_TASK INSTRUCTIONS:_ Every record below should be transcribed exactly. Omit the images.

Data records:
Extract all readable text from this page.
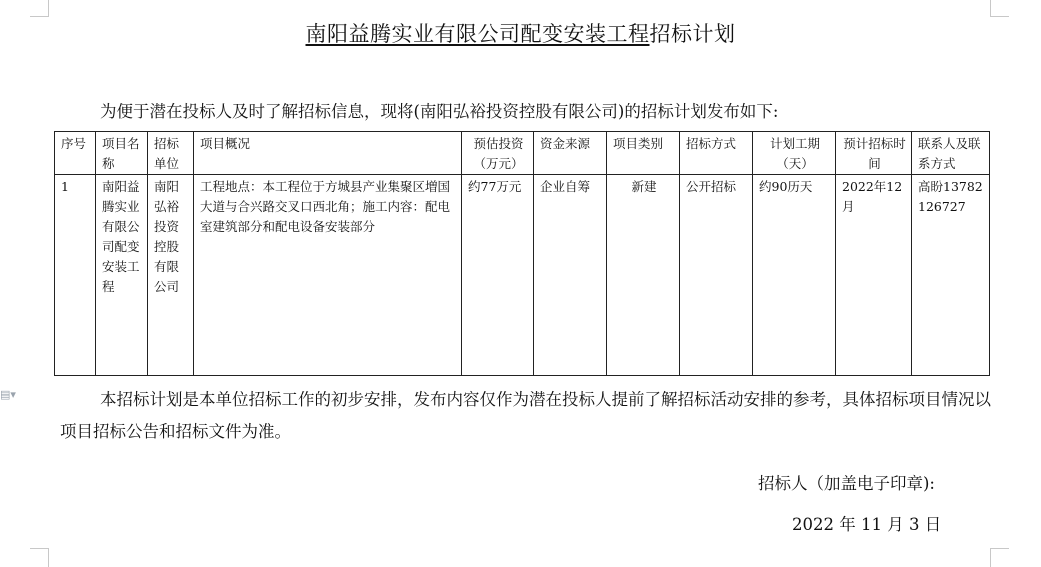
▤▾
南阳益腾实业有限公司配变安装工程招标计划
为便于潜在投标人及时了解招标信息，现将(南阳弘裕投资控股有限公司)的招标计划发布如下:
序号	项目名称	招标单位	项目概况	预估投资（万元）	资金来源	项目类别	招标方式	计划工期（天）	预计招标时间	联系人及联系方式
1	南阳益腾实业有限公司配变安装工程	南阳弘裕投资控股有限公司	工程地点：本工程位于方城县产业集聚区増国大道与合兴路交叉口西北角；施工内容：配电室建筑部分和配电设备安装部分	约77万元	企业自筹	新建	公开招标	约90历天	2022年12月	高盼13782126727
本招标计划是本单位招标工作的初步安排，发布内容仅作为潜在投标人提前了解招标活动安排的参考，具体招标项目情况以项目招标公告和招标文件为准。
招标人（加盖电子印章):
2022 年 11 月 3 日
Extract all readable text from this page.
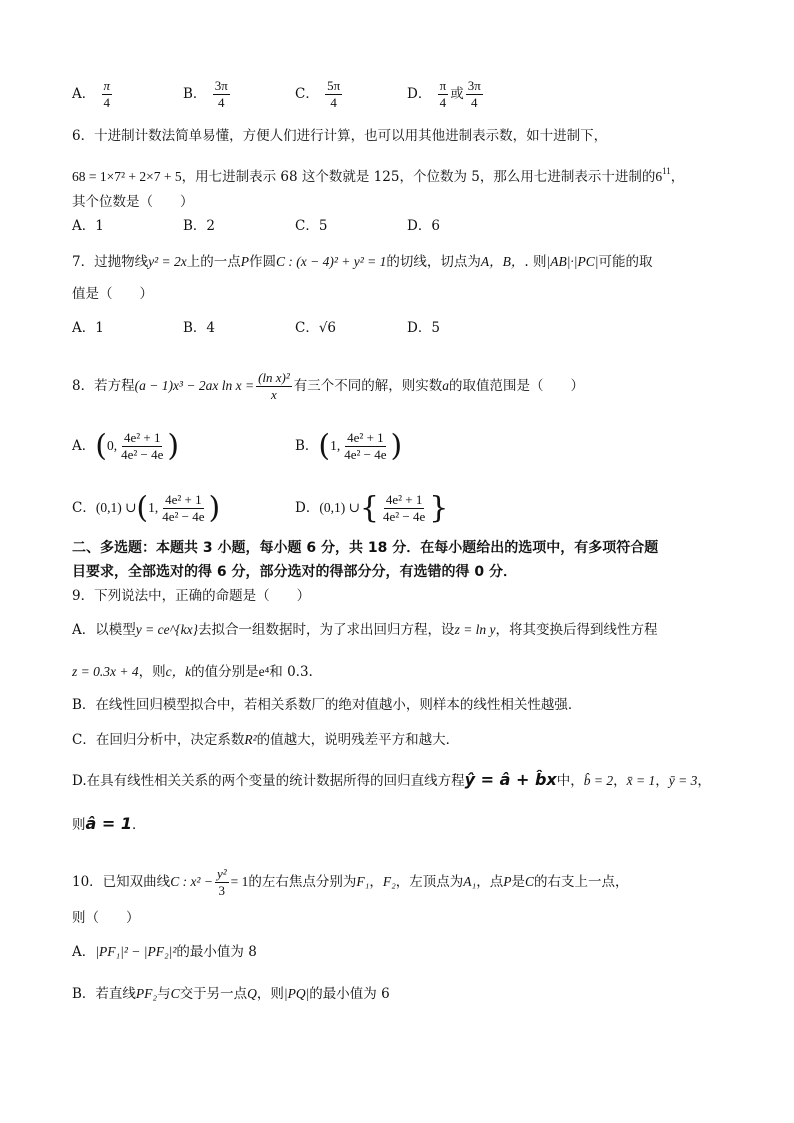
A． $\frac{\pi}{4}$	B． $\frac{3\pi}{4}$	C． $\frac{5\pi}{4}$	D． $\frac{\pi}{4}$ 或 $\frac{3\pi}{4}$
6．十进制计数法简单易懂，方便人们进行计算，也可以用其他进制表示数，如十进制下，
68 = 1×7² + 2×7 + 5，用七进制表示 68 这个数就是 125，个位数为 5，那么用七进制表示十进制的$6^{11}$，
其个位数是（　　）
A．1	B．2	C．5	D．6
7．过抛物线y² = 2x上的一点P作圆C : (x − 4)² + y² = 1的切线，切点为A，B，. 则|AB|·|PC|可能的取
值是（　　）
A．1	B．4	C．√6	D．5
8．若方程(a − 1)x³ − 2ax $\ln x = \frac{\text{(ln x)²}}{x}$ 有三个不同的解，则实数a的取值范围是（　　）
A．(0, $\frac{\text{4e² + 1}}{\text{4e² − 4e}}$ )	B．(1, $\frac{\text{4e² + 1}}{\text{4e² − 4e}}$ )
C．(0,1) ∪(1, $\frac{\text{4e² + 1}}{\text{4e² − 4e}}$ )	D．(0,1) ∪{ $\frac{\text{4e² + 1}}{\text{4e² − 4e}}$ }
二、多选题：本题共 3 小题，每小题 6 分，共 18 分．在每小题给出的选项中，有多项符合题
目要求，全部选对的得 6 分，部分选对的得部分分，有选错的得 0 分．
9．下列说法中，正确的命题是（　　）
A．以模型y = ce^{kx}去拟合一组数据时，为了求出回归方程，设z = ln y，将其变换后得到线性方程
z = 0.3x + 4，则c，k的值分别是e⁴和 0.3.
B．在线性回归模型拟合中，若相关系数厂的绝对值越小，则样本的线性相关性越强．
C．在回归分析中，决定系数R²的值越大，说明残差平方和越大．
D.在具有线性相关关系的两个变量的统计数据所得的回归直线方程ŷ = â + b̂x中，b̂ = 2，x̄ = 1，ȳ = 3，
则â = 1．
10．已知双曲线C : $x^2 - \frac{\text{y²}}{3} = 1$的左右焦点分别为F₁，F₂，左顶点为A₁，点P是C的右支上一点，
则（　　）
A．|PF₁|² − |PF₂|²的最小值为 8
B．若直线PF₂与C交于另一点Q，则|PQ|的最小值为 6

_SOLUTION TO THE EXERCISE:_
Extract all readable text from this page.
▤▾
南阳益腾实业有限公司配变安装工程招标计划
为便于潜在投标人及时了解招标信息，现将(南阳弘裕投资控股有限公司)的招标计划发布如下:
序号	项目名称	招标单位	项目概况	预估投资（万元）	资金来源	项目类别	招标方式	计划工期（天）	预计招标时间	联系人及联系方式
1	南阳益腾实业有限公司配变安装工程	南阳弘裕投资控股有限公司	工程地点：本工程位于方城县产业集聚区増国大道与合兴路交叉口西北角；施工内容：配电室建筑部分和配电设备安装部分	约77万元	企业自筹	新建	公开招标	约90历天	2022年12月	高盼13782126727
本招标计划是本单位招标工作的初步安排，发布内容仅作为潜在投标人提前了解招标活动安排的参考，具体招标项目情况以项目招标公告和招标文件为准。
招标人（加盖电子印章):
2022 年 11 月 3 日
Extract all readable text from this page.
A． $\frac{\pi}{4}$	B． $\frac{3\pi}{4}$	C． $\frac{5\pi}{4}$	D． $\frac{\pi}{4}$ 或 $\frac{3\pi}{4}$
6．十进制计数法简单易懂，方便人们进行计算，也可以用其他进制表示数，如十进制下，
68 = 1×7² + 2×7 + 5，用七进制表示 68 这个数就是 125，个位数为 5，那么用七进制表示十进制的$6^{11}$，
其个位数是（　　）
A．1	B．2	C．5	D．6
7．过抛物线y² = 2x上的一点P作圆C : (x − 4)² + y² = 1的切线，切点为A，B，. 则|AB|·|PC|可能的取
值是（　　）
A．1	B．4	C．√6	D．5
8．若方程(a − 1)x³ − 2ax $\ln x = \frac{\text{(ln x)²}}{x}$ 有三个不同的解，则实数a的取值范围是（　　）
A．(0, $\frac{\text{4e² + 1}}{\text{4e² − 4e}}$ )	B．(1, $\frac{\text{4e² + 1}}{\text{4e² − 4e}}$ )
C．(0,1) ∪(1, $\frac{\text{4e² + 1}}{\text{4e² − 4e}}$ )	D．(0,1) ∪{ $\frac{\text{4e² + 1}}{\text{4e² − 4e}}$ }
二、多选题：本题共 3 小题，每小题 6 分，共 18 分．在每小题给出的选项中，有多项符合题
目要求，全部选对的得 6 分，部分选对的得部分分，有选错的得 0 分．
9．下列说法中，正确的命题是（　　）
A．以模型y = ce^{kx}去拟合一组数据时，为了求出回归方程，设z = ln y，将其变换后得到线性方程
z = 0.3x + 4，则c，k的值分别是e⁴和 0.3.
B．在线性回归模型拟合中，若相关系数厂的绝对值越小，则样本的线性相关性越强．
C．在回归分析中，决定系数R²的值越大，说明残差平方和越大．
D.在具有线性相关关系的两个变量的统计数据所得的回归直线方程ŷ = â + b̂x中，b̂ = 2，x̄ = 1，ȳ = 3，
则â = 1．
10．已知双曲线C : $x^2 - \frac{\text{y²}}{3} = 1$的左右焦点分别为F₁，F₂，左顶点为A₁，点P是C的右支上一点，
则（　　）
A．|PF₁|² − |PF₂|²的最小值为 8
B．若直线PF₂与C交于另一点Q，则|PQ|的最小值为 6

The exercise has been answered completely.